Direction: Each entry must be reproduced precisely as it stands.

==========

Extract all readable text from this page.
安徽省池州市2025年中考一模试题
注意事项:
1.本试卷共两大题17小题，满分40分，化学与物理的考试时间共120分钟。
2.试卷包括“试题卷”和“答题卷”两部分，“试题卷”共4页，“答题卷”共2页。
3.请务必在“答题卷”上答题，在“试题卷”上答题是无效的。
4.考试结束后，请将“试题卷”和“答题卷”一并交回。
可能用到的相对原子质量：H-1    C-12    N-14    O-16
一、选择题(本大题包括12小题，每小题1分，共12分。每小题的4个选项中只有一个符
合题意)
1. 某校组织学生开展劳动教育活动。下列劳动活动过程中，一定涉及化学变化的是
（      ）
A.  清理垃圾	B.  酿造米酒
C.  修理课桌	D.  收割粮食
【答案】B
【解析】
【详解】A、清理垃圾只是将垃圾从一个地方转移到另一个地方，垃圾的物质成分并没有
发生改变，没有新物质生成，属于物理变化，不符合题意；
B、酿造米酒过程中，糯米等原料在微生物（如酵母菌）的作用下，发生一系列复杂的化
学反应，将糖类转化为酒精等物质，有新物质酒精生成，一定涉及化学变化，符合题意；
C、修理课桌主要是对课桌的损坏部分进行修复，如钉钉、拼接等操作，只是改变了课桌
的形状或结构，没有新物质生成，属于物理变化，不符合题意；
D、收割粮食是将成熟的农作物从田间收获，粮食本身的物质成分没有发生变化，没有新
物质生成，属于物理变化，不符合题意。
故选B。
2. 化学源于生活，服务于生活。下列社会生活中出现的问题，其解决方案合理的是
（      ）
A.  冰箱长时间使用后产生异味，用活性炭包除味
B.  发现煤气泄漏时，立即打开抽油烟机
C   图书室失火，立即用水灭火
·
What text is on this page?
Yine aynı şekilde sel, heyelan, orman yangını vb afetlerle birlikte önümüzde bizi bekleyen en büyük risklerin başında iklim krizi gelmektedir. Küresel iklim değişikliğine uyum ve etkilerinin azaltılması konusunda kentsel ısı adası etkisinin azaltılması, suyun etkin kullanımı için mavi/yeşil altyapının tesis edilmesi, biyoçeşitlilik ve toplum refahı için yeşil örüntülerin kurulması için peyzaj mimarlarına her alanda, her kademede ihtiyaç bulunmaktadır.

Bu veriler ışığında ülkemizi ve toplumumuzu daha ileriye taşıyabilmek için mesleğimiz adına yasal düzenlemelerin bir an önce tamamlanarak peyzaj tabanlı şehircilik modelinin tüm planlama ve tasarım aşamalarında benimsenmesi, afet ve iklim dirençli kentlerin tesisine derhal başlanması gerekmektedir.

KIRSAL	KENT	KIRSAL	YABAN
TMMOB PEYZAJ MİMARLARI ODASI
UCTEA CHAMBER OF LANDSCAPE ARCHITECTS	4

==========

Written answer:
Extract all readable text from this page.
安徽省池州市2025年中考一模试题
注意事项:
1.本试卷共两大题17小题，满分40分，化学与物理的考试时间共120分钟。
2.试卷包括“试题卷”和“答题卷”两部分，“试题卷”共4页，“答题卷”共2页。
3.请务必在“答题卷”上答题，在“试题卷”上答题是无效的。
4.考试结束后，请将“试题卷”和“答题卷”一并交回。
可能用到的相对原子质量：H-1    C-12    N-14    O-16
一、选择题(本大题包括12小题，每小题1分，共12分。每小题的4个选项中只有一个符
合题意)
1. 某校组织学生开展劳动教育活动。下列劳动活动过程中，一定涉及化学变化的是
（      ）
A.  清理垃圾	B.  酿造米酒
C.  修理课桌	D.  收割粮食
【答案】B
【解析】
【详解】A、清理垃圾只是将垃圾从一个地方转移到另一个地方，垃圾的物质成分并没有
发生改变，没有新物质生成，属于物理变化，不符合题意；
B、酿造米酒过程中，糯米等原料在微生物（如酵母菌）的作用下，发生一系列复杂的化
学反应，将糖类转化为酒精等物质，有新物质酒精生成，一定涉及化学变化，符合题意；
C、修理课桌主要是对课桌的损坏部分进行修复，如钉钉、拼接等操作，只是改变了课桌
的形状或结构，没有新物质生成，属于物理变化，不符合题意；
D、收割粮食是将成熟的农作物从田间收获，粮食本身的物质成分没有发生变化，没有新
物质生成，属于物理变化，不符合题意。
故选B。
2. 化学源于生活，服务于生活。下列社会生活中出现的问题，其解决方案合理的是
（      ）
A.  冰箱长时间使用后产生异味，用活性炭包除味
B.  发现煤气泄漏时，立即打开抽油烟机
C   图书室失火，立即用水灭火
·
What text is on this page?
Yine aynı şekilde sel, heyelan, orman yangını vb afetlerle birlikte önümüzde bizi bekleyen en büyük risklerin başında iklim krizi gelmektedir. Küresel iklim değişikliğine uyum ve etkilerinin azaltılması konusunda kentsel ısı adası etkisinin azaltılması, suyun etkin kullanımı için mavi/yeşil altyapının tesis edilmesi, biyoçeşitlilik ve toplum refahı için yeşil örüntülerin kurulması için peyzaj mimarlarına her alanda, her kademede ihtiyaç bulunmaktadır.

Bu veriler ışığında ülkemizi ve toplumumuzu daha ileriye taşıyabilmek için mesleğimiz adına yasal düzenlemelerin bir an önce tamamlanarak peyzaj tabanlı şehircilik modelinin tüm planlama ve tasarım aşamalarında benimsenmesi, afet ve iklim dirençli kentlerin tesisine derhal başlanması gerekmektedir.

KIRSAL	KENT	KIRSAL	YABAN
TMMOB PEYZAJ MİMARLARI ODASI
UCTEA CHAMBER OF LANDSCAPE ARCHITECTS	4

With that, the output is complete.